-- start of Task material --

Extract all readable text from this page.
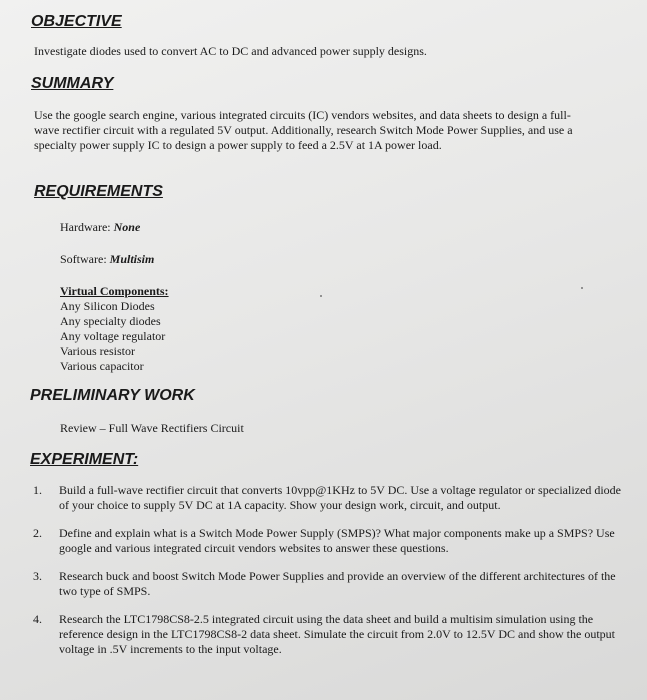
OBJECTIVE

Investigate diodes used to convert AC to DC and advanced power supply designs.

SUMMARY

Use the google search engine, various integrated circuits (IC) vendors websites, and data sheets to design a full-wave rectifier circuit with a regulated 5V output. Additionally, research Switch Mode Power Supplies, and use a specialty power supply IC to design a power supply to feed a 2.5V at 1A power load.

REQUIREMENTS
Hardware: None
Software: Multisim
Virtual Components:
Any Silicon Diodes
Any specialty diodes
Any voltage regulator
Various resistor
Various capacitor
PRELIMINARY WORK
Review – Full Wave Rectifiers Circuit
EXPERIMENT:
1. Build a full-wave rectifier circuit that converts 10vpp@1KHz to 5V DC. Use a voltage regulator or specialized diode of your choice to supply 5V DC at 1A capacity. Show your design work, circuit, and output.
2. Define and explain what is a Switch Mode Power Supply (SMPS)? What major components make up a SMPS? Use google and various integrated circuit vendors websites to answer these questions.
3. Research buck and boost Switch Mode Power Supplies and provide an overview of the different architectures of the two type of SMPS.
4. Research the LTC1798CS8-2.5 integrated circuit using the data sheet and build a multisim simulation using the reference design in the LTC1798CS8-2 data sheet. Simulate the circuit from 2.0V to 12.5V DC and show the output voltage in .5V increments to the input voltage.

-- end of Task material --

Report every line containing the word "Supplies" from the listing above.

▸ Right answer:
Use the google search engine, various integrated circuits (IC) vendors websites, and data sheets to design a full-wave rectifier circuit with a regulated 5V output. Additionally, research Switch Mode Power Supplies, and use a specialty power supply IC to design a power supply to feed a 2.5V at 1A power load.
3. Research buck and boost Switch Mode Power Supplies and provide an overview of the different architectures of the two type of SMPS.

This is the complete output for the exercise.